:: Work order ::
Set down the records exactly as they stand, except for any pictures, which you should omit.

:: Provided records ::
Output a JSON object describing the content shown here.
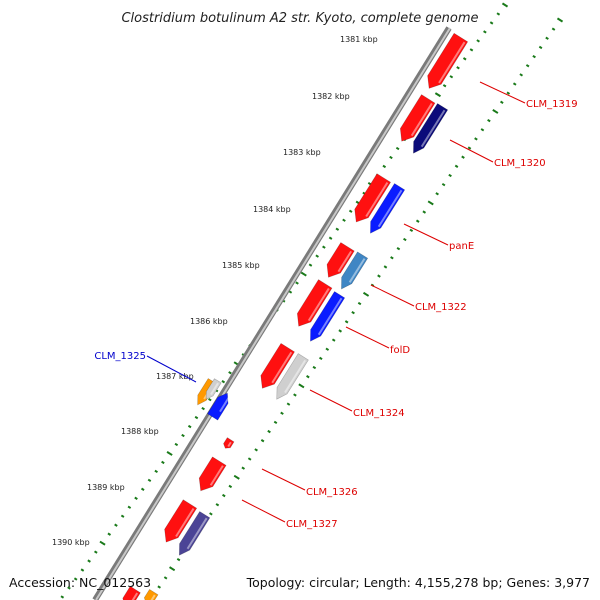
{
  "title": "Clostridium botulinum A2 str. Kyoto, complete genome",
  "footer": {
    "accession": "Accession: NC_012563",
    "topology": "Topology: circular; Length: 4,155,278 bp; Genes: 3,977"
  },
  "ruler": [
    {
      "label": "1381 kbp"
    },
    {
      "label": "1382 kbp"
    },
    {
      "label": "1383 kbp"
    },
    {
      "label": "1384 kbp"
    },
    {
      "label": "1385 kbp"
    },
    {
      "label": "1386 kbp"
    },
    {
      "label": "1387 kbp"
    },
    {
      "label": "1388 kbp"
    },
    {
      "label": "1389 kbp"
    },
    {
      "label": "1390 kbp"
    }
  ],
  "gene_labels": [
    {
      "text": "CLM_1319",
      "color": "#dd0000"
    },
    {
      "text": "CLM_1320",
      "color": "#dd0000"
    },
    {
      "text": "panE",
      "color": "#dd0000"
    },
    {
      "text": "CLM_1322",
      "color": "#dd0000"
    },
    {
      "text": "folD",
      "color": "#dd0000"
    },
    {
      "text": "CLM_1324",
      "color": "#dd0000"
    },
    {
      "text": "CLM_1325",
      "color": "#0000cc"
    },
    {
      "text": "CLM_1326",
      "color": "#dd0000"
    },
    {
      "text": "CLM_1327",
      "color": "#dd0000"
    }
  ],
  "colors": {
    "cds_red": "#ff1010",
    "blue": "#0a1cff",
    "navy": "#0b0b7a",
    "steel": "#3f86c4",
    "grey": "#cfcfcf",
    "slate": "#4b4496",
    "orange": "#ff9900",
    "backbone": "#8a8a8a",
    "tick": "#1a7a1a"
  }
}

:: Result of this exercise ::
Output a JSON object describing the content shown here.
{
  "title": "Clostridium botulinum A2 str. Kyoto, complete genome",
  "footer": {
    "accession": "Accession: NC_012563",
    "topology": "Topology: circular; Length: 4,155,278 bp; Genes: 3,977"
  },
  "ruler": [
    {
      "label": "1381 kbp"
    },
    {
      "label": "1382 kbp"
    },
    {
      "label": "1383 kbp"
    },
    {
      "label": "1384 kbp"
    },
    {
      "label": "1385 kbp"
    },
    {
      "label": "1386 kbp"
    },
    {
      "label": "1387 kbp"
    },
    {
      "label": "1388 kbp"
    },
    {
      "label": "1389 kbp"
    },
    {
      "label": "1390 kbp"
    }
  ],
  "gene_labels": [
    {
      "text": "CLM_1319",
      "color": "#dd0000"
    },
    {
      "text": "CLM_1320",
      "color": "#dd0000"
    },
    {
      "text": "panE",
      "color": "#dd0000"
    },
    {
      "text": "CLM_1322",
      "color": "#dd0000"
    },
    {
      "text": "folD",
      "color": "#dd0000"
    },
    {
      "text": "CLM_1324",
      "color": "#dd0000"
    },
    {
      "text": "CLM_1325",
      "color": "#0000cc"
    },
    {
      "text": "CLM_1326",
      "color": "#dd0000"
    },
    {
      "text": "CLM_1327",
      "color": "#dd0000"
    }
  ],
  "colors": {
    "cds_red": "#ff1010",
    "blue": "#0a1cff",
    "navy": "#0b0b7a",
    "steel": "#3f86c4",
    "grey": "#cfcfcf",
    "slate": "#4b4496",
    "orange": "#ff9900",
    "backbone": "#8a8a8a",
    "tick": "#1a7a1a"
  }
}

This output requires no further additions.